Exercise:
Below are the records. List every line holding the word "frequência".

※ ※ ※

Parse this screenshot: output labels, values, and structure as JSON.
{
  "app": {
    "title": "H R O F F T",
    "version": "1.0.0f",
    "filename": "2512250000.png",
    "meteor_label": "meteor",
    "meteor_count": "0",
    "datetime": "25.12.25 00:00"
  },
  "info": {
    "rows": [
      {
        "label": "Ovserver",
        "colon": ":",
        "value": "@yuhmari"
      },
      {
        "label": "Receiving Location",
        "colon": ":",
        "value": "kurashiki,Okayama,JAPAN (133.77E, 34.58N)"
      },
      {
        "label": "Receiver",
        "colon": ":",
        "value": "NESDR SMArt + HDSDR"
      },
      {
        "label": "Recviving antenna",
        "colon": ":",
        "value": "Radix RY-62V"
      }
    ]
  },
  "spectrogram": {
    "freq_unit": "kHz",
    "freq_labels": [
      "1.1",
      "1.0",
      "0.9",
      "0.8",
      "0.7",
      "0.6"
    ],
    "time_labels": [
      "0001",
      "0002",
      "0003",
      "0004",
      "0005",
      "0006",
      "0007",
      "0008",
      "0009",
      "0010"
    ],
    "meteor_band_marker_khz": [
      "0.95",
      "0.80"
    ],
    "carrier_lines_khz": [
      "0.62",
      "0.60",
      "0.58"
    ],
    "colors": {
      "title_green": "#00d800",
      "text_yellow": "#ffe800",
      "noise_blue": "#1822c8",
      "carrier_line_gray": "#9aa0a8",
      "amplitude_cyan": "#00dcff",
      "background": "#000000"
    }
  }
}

※ ※ ※

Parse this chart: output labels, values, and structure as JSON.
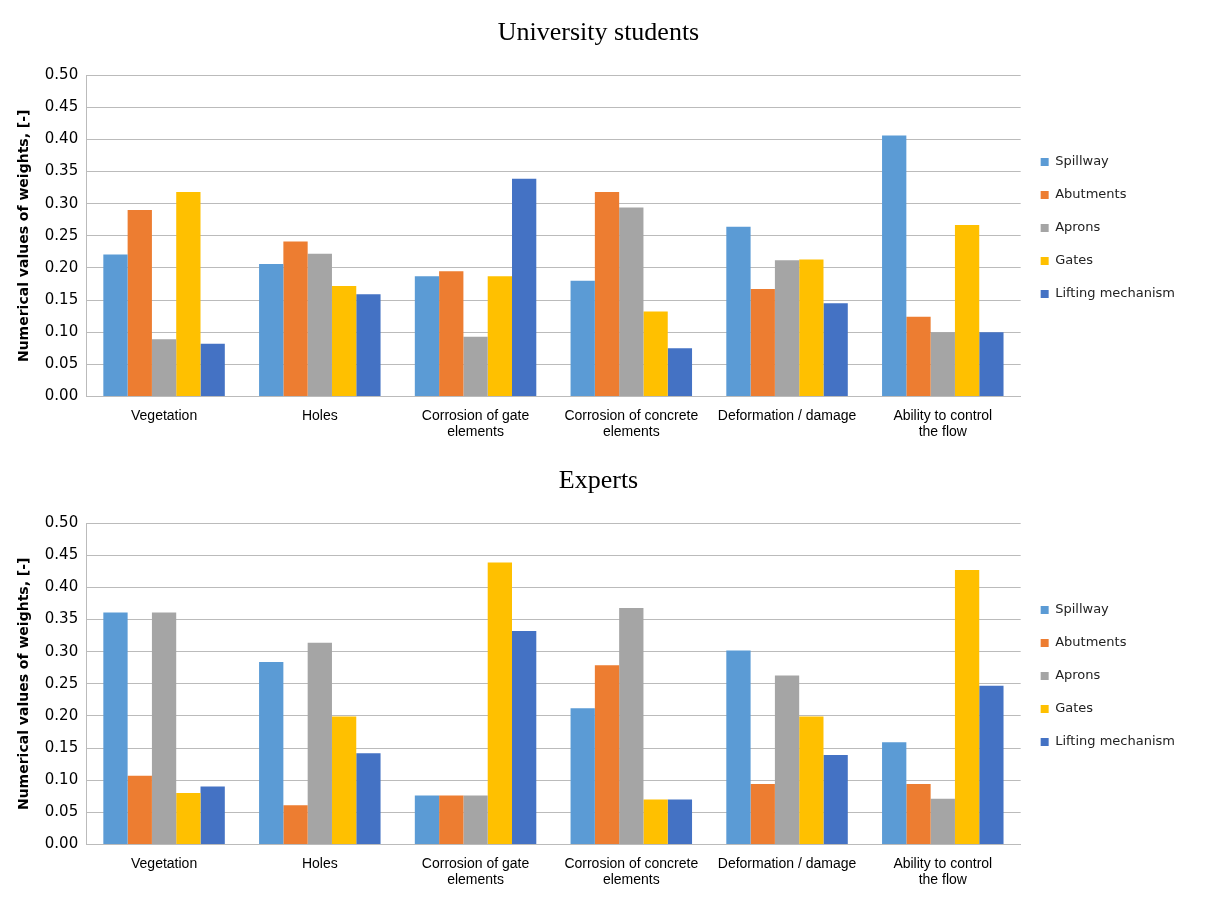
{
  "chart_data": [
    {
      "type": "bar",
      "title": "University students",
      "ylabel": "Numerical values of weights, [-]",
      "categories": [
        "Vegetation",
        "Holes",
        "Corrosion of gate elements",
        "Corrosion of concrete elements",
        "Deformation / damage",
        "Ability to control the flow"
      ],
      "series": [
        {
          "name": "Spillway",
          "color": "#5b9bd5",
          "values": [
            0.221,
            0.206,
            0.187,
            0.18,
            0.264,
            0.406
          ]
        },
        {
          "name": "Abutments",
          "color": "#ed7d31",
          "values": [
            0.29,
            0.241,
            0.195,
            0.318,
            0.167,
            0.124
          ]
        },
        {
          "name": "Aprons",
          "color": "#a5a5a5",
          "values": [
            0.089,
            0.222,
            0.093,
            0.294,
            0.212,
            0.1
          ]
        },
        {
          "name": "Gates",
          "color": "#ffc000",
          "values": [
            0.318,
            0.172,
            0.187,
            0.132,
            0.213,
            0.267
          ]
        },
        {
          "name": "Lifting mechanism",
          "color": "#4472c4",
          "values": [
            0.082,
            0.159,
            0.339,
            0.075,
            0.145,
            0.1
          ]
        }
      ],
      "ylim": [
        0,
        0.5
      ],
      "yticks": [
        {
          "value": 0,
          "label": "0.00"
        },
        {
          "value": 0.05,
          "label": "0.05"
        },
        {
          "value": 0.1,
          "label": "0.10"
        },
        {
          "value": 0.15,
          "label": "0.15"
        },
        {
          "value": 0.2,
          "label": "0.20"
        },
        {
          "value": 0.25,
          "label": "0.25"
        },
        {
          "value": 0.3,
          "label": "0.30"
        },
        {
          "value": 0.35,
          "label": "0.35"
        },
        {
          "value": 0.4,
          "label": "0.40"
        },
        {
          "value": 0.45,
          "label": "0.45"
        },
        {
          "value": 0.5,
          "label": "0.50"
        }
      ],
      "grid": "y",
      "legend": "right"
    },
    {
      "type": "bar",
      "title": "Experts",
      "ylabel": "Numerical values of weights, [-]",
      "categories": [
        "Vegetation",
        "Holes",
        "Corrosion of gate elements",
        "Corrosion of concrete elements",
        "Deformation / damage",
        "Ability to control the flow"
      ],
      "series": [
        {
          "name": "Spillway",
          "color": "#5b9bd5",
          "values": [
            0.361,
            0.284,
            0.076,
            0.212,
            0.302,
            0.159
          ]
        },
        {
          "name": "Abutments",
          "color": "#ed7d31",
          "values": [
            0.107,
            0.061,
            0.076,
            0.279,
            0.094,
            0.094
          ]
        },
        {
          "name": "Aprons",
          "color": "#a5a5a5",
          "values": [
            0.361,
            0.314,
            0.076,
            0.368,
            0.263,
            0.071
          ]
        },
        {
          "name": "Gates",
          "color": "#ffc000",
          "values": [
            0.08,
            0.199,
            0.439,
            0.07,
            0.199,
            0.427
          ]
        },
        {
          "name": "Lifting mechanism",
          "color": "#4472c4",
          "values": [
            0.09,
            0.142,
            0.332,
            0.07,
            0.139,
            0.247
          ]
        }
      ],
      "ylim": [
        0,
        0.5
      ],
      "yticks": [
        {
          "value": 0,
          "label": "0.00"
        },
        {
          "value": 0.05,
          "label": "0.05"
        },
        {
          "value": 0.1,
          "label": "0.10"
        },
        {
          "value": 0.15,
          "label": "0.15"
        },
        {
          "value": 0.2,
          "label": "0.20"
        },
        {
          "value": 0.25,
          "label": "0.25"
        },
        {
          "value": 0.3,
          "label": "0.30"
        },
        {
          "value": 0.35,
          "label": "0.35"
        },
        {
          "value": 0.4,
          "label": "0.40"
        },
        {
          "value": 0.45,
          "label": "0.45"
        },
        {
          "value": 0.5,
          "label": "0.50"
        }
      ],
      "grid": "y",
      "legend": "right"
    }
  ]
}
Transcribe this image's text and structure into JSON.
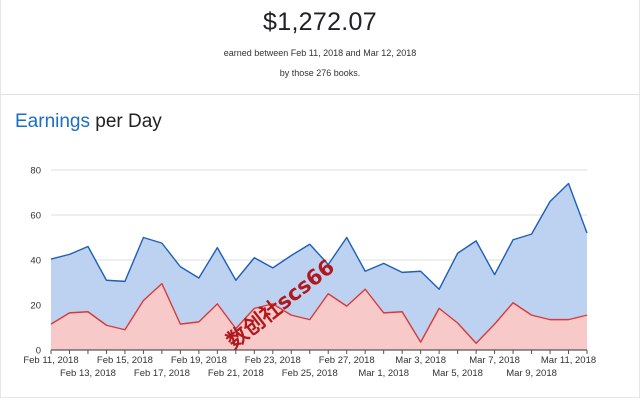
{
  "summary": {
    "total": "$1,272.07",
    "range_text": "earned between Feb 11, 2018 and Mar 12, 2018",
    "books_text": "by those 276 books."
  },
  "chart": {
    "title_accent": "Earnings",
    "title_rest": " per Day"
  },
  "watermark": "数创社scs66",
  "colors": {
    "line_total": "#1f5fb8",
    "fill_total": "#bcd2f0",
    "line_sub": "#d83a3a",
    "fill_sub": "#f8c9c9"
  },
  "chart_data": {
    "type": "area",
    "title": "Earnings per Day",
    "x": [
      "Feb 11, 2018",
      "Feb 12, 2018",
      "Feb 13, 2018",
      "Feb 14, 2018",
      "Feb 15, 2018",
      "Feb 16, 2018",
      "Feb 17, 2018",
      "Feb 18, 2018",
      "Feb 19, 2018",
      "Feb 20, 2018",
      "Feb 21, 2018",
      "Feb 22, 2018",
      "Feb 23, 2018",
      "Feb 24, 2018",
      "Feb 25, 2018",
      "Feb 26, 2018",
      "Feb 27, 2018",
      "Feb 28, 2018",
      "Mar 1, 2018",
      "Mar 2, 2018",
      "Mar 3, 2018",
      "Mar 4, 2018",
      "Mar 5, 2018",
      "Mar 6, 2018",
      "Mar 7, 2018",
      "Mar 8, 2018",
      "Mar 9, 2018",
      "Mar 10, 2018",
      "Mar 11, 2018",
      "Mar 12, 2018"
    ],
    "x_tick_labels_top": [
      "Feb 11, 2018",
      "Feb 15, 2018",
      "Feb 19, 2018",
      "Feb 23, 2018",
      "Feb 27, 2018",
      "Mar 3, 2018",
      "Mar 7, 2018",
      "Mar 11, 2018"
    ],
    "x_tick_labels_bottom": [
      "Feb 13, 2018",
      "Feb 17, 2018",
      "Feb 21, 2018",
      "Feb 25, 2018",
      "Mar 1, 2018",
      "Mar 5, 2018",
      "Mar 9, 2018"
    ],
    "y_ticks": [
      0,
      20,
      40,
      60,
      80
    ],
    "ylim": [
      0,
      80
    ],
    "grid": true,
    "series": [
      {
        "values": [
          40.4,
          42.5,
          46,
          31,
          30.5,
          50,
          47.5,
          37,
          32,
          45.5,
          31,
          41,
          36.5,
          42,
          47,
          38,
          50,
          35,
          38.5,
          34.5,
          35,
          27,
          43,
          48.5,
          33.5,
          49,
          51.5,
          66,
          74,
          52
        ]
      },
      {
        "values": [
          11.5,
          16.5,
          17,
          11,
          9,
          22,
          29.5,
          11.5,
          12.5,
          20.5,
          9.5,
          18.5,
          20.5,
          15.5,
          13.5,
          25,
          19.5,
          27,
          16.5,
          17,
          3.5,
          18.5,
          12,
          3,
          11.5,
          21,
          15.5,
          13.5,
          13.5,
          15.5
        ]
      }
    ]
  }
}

※ ※ ※

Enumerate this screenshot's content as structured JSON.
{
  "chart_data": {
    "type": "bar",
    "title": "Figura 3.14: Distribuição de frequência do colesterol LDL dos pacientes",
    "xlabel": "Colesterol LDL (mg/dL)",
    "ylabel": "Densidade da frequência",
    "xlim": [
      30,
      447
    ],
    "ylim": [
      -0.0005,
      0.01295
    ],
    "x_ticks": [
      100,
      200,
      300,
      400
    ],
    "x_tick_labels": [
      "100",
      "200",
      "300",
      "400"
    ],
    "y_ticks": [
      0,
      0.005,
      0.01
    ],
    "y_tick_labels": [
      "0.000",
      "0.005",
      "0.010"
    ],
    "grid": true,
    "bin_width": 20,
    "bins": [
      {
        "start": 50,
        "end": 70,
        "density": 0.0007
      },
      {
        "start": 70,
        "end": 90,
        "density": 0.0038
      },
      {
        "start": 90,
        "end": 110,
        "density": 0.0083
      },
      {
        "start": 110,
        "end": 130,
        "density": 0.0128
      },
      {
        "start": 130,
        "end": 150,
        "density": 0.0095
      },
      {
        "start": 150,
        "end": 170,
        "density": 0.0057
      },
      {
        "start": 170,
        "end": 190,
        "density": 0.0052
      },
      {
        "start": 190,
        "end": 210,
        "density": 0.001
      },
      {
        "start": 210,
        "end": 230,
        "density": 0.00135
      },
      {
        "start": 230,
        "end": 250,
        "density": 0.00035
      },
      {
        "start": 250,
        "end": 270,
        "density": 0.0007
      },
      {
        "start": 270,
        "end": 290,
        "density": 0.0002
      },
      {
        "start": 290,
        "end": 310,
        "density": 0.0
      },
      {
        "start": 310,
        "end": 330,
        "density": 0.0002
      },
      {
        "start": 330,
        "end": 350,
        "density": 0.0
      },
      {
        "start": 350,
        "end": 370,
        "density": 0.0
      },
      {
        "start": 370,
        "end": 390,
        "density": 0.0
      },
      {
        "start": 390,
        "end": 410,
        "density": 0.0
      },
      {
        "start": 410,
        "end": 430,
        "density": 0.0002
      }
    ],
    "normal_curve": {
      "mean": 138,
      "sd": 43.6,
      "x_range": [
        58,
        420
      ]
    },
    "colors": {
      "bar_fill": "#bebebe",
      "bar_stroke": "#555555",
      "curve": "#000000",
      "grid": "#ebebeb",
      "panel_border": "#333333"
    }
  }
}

※ ※ ※

Exercise answer:
    "title": "Figura 3.14: Distribuição de frequência do colesterol LDL dos pacientes",
    "ylabel": "Densidade da frequência",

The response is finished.